Directive ->
The records below must be written out exactly, with every picture left behind.

— BEGIN Supplied records —

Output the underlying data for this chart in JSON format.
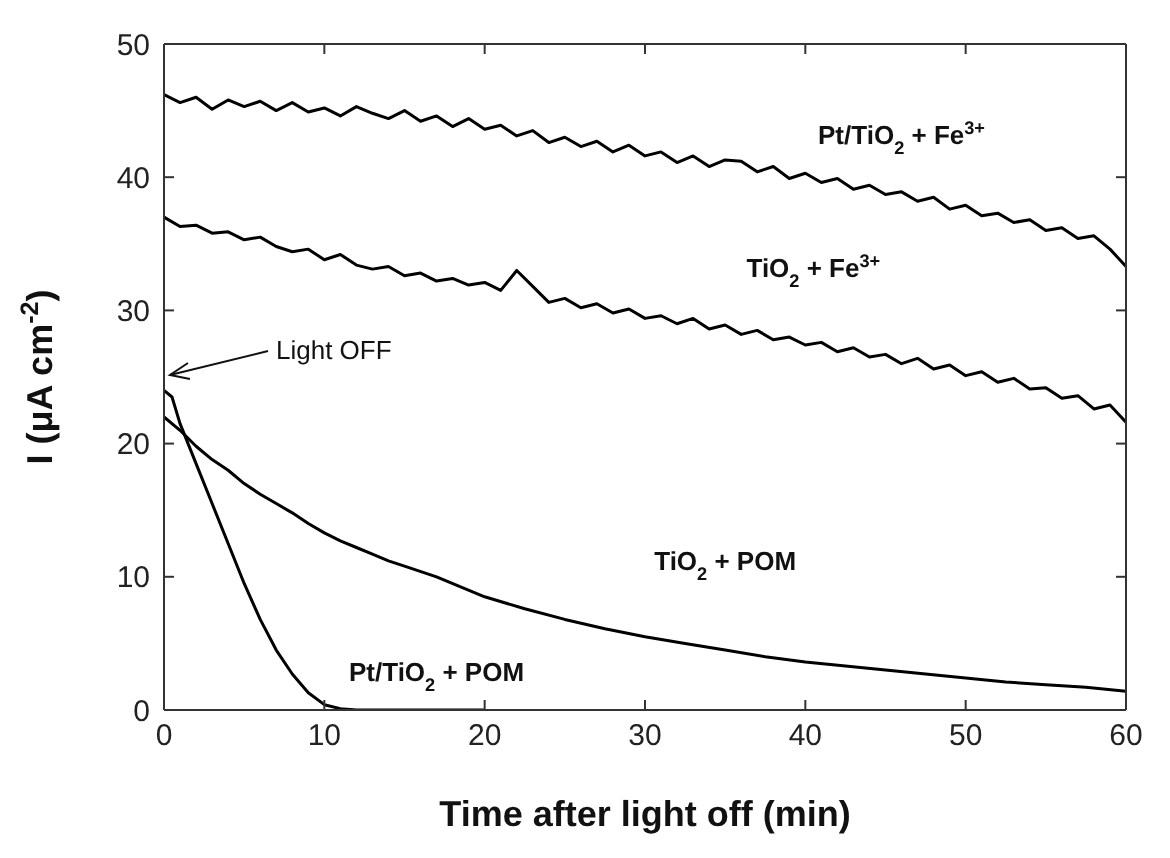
{
  "chart_data": {
    "type": "line",
    "xlabel": "Time after light off (min)",
    "ylabel": "I (μA cm$^{-2}$)",
    "xlim": [
      0,
      60
    ],
    "ylim": [
      0,
      50
    ],
    "xticks": [
      0,
      10,
      20,
      30,
      40,
      50,
      60
    ],
    "yticks": [
      0,
      10,
      20,
      30,
      40,
      50
    ],
    "marker": "none",
    "line_style": "solid",
    "annotations": [
      "Light OFF"
    ],
    "series": [
      {
        "name": "Pt/TiO$_{2}$ + Fe$^{3+}$",
        "color": "#000000",
        "x": [
          0,
          1,
          2,
          3,
          4,
          5,
          6,
          7,
          8,
          9,
          10,
          11,
          12,
          13,
          14,
          15,
          16,
          17,
          18,
          19,
          20,
          21,
          22,
          23,
          24,
          25,
          26,
          27,
          28,
          29,
          30,
          31,
          32,
          33,
          34,
          35,
          36,
          37,
          38,
          39,
          40,
          41,
          42,
          43,
          44,
          45,
          46,
          47,
          48,
          49,
          50,
          51,
          52,
          53,
          54,
          55,
          56,
          57,
          58,
          59,
          60
        ],
        "values": [
          46.2,
          45.6,
          46,
          45.1,
          45.8,
          45.3,
          45.7,
          45,
          45.6,
          44.9,
          45.2,
          44.6,
          45.3,
          44.8,
          44.4,
          45,
          44.2,
          44.6,
          43.8,
          44.4,
          43.6,
          43.9,
          43.1,
          43.5,
          42.6,
          43,
          42.3,
          42.7,
          41.9,
          42.4,
          41.6,
          41.9,
          41.1,
          41.6,
          40.8,
          41.3,
          41.2,
          40.4,
          40.8,
          39.9,
          40.3,
          39.6,
          39.9,
          39.1,
          39.4,
          38.7,
          38.9,
          38.2,
          38.5,
          37.6,
          37.9,
          37.1,
          37.3,
          36.6,
          36.8,
          36,
          36.2,
          35.4,
          35.6,
          34.6,
          33.3
        ]
      },
      {
        "name": "TiO$_{2}$ + Fe$^{3+}$",
        "color": "#000000",
        "x": [
          0,
          1,
          2,
          3,
          4,
          5,
          6,
          7,
          8,
          9,
          10,
          11,
          12,
          13,
          14,
          15,
          16,
          17,
          18,
          19,
          20,
          21,
          22,
          23,
          24,
          25,
          26,
          27,
          28,
          29,
          30,
          31,
          32,
          33,
          34,
          35,
          36,
          37,
          38,
          39,
          40,
          41,
          42,
          43,
          44,
          45,
          46,
          47,
          48,
          49,
          50,
          51,
          52,
          53,
          54,
          55,
          56,
          57,
          58,
          59,
          60
        ],
        "values": [
          37,
          36.3,
          36.4,
          35.8,
          35.9,
          35.3,
          35.5,
          34.8,
          34.4,
          34.6,
          33.8,
          34.2,
          33.4,
          33.1,
          33.3,
          32.6,
          32.8,
          32.2,
          32.4,
          31.9,
          32.1,
          31.5,
          33,
          31.8,
          30.6,
          30.9,
          30.2,
          30.5,
          29.8,
          30.1,
          29.4,
          29.6,
          29,
          29.4,
          28.6,
          28.9,
          28.2,
          28.5,
          27.8,
          28,
          27.4,
          27.6,
          26.9,
          27.2,
          26.5,
          26.7,
          26,
          26.4,
          25.6,
          25.9,
          25.1,
          25.4,
          24.6,
          24.9,
          24.1,
          24.2,
          23.4,
          23.6,
          22.6,
          22.9,
          21.6
        ]
      },
      {
        "name": "TiO$_{2}$ + POM",
        "color": "#000000",
        "x": [
          0,
          1,
          2,
          3,
          4,
          5,
          6,
          7,
          8,
          9,
          10,
          11,
          12,
          13,
          14,
          15,
          17,
          20,
          22.5,
          25,
          27.5,
          30,
          32.5,
          35,
          37.5,
          40,
          42.5,
          45,
          47.5,
          50,
          52.5,
          55,
          57.5,
          60
        ],
        "values": [
          22,
          21,
          19.8,
          18.8,
          18,
          17,
          16.2,
          15.5,
          14.8,
          14,
          13.3,
          12.7,
          12.2,
          11.7,
          11.2,
          10.8,
          10,
          8.5,
          7.6,
          6.8,
          6.1,
          5.5,
          5,
          4.5,
          4,
          3.6,
          3.3,
          3,
          2.7,
          2.4,
          2.1,
          1.9,
          1.7,
          1.4
        ]
      },
      {
        "name": "Pt/TiO$_{2}$ + POM",
        "color": "#000000",
        "x": [
          0,
          0.5,
          1,
          2,
          3,
          4,
          5,
          6,
          7,
          8,
          9,
          10,
          11,
          12,
          15,
          20
        ],
        "values": [
          24,
          23.5,
          21.5,
          18.5,
          15.5,
          12.5,
          9.5,
          6.8,
          4.5,
          2.7,
          1.3,
          0.4,
          0.1,
          0,
          0,
          0
        ]
      }
    ]
  }
}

— END Supplied records —

Task result ->
Output the underlying data for this chart in JSON format.
{
  "chart_data": {
    "type": "line",
    "xlabel": "Time after light off (min)",
    "ylabel": "I (μA cm$^{-2}$)",
    "xlim": [
      0,
      60
    ],
    "ylim": [
      0,
      50
    ],
    "xticks": [
      0,
      10,
      20,
      30,
      40,
      50,
      60
    ],
    "yticks": [
      0,
      10,
      20,
      30,
      40,
      50
    ],
    "marker": "none",
    "line_style": "solid",
    "annotations": [
      "Light OFF"
    ],
    "series": [
      {
        "name": "Pt/TiO$_{2}$ + Fe$^{3+}$",
        "color": "#000000",
        "x": [
          0,
          1,
          2,
          3,
          4,
          5,
          6,
          7,
          8,
          9,
          10,
          11,
          12,
          13,
          14,
          15,
          16,
          17,
          18,
          19,
          20,
          21,
          22,
          23,
          24,
          25,
          26,
          27,
          28,
          29,
          30,
          31,
          32,
          33,
          34,
          35,
          36,
          37,
          38,
          39,
          40,
          41,
          42,
          43,
          44,
          45,
          46,
          47,
          48,
          49,
          50,
          51,
          52,
          53,
          54,
          55,
          56,
          57,
          58,
          59,
          60
        ],
        "values": [
          46.2,
          45.6,
          46,
          45.1,
          45.8,
          45.3,
          45.7,
          45,
          45.6,
          44.9,
          45.2,
          44.6,
          45.3,
          44.8,
          44.4,
          45,
          44.2,
          44.6,
          43.8,
          44.4,
          43.6,
          43.9,
          43.1,
          43.5,
          42.6,
          43,
          42.3,
          42.7,
          41.9,
          42.4,
          41.6,
          41.9,
          41.1,
          41.6,
          40.8,
          41.3,
          41.2,
          40.4,
          40.8,
          39.9,
          40.3,
          39.6,
          39.9,
          39.1,
          39.4,
          38.7,
          38.9,
          38.2,
          38.5,
          37.6,
          37.9,
          37.1,
          37.3,
          36.6,
          36.8,
          36,
          36.2,
          35.4,
          35.6,
          34.6,
          33.3
        ]
      },
      {
        "name": "TiO$_{2}$ + Fe$^{3+}$",
        "color": "#000000",
        "x": [
          0,
          1,
          2,
          3,
          4,
          5,
          6,
          7,
          8,
          9,
          10,
          11,
          12,
          13,
          14,
          15,
          16,
          17,
          18,
          19,
          20,
          21,
          22,
          23,
          24,
          25,
          26,
          27,
          28,
          29,
          30,
          31,
          32,
          33,
          34,
          35,
          36,
          37,
          38,
          39,
          40,
          41,
          42,
          43,
          44,
          45,
          46,
          47,
          48,
          49,
          50,
          51,
          52,
          53,
          54,
          55,
          56,
          57,
          58,
          59,
          60
        ],
        "values": [
          37,
          36.3,
          36.4,
          35.8,
          35.9,
          35.3,
          35.5,
          34.8,
          34.4,
          34.6,
          33.8,
          34.2,
          33.4,
          33.1,
          33.3,
          32.6,
          32.8,
          32.2,
          32.4,
          31.9,
          32.1,
          31.5,
          33,
          31.8,
          30.6,
          30.9,
          30.2,
          30.5,
          29.8,
          30.1,
          29.4,
          29.6,
          29,
          29.4,
          28.6,
          28.9,
          28.2,
          28.5,
          27.8,
          28,
          27.4,
          27.6,
          26.9,
          27.2,
          26.5,
          26.7,
          26,
          26.4,
          25.6,
          25.9,
          25.1,
          25.4,
          24.6,
          24.9,
          24.1,
          24.2,
          23.4,
          23.6,
          22.6,
          22.9,
          21.6
        ]
      },
      {
        "name": "TiO$_{2}$ + POM",
        "color": "#000000",
        "x": [
          0,
          1,
          2,
          3,
          4,
          5,
          6,
          7,
          8,
          9,
          10,
          11,
          12,
          13,
          14,
          15,
          17,
          20,
          22.5,
          25,
          27.5,
          30,
          32.5,
          35,
          37.5,
          40,
          42.5,
          45,
          47.5,
          50,
          52.5,
          55,
          57.5,
          60
        ],
        "values": [
          22,
          21,
          19.8,
          18.8,
          18,
          17,
          16.2,
          15.5,
          14.8,
          14,
          13.3,
          12.7,
          12.2,
          11.7,
          11.2,
          10.8,
          10,
          8.5,
          7.6,
          6.8,
          6.1,
          5.5,
          5,
          4.5,
          4,
          3.6,
          3.3,
          3,
          2.7,
          2.4,
          2.1,
          1.9,
          1.7,
          1.4
        ]
      },
      {
        "name": "Pt/TiO$_{2}$ + POM",
        "color": "#000000",
        "x": [
          0,
          0.5,
          1,
          2,
          3,
          4,
          5,
          6,
          7,
          8,
          9,
          10,
          11,
          12,
          15,
          20
        ],
        "values": [
          24,
          23.5,
          21.5,
          18.5,
          15.5,
          12.5,
          9.5,
          6.8,
          4.5,
          2.7,
          1.3,
          0.4,
          0.1,
          0,
          0,
          0
        ]
      }
    ]
  }
}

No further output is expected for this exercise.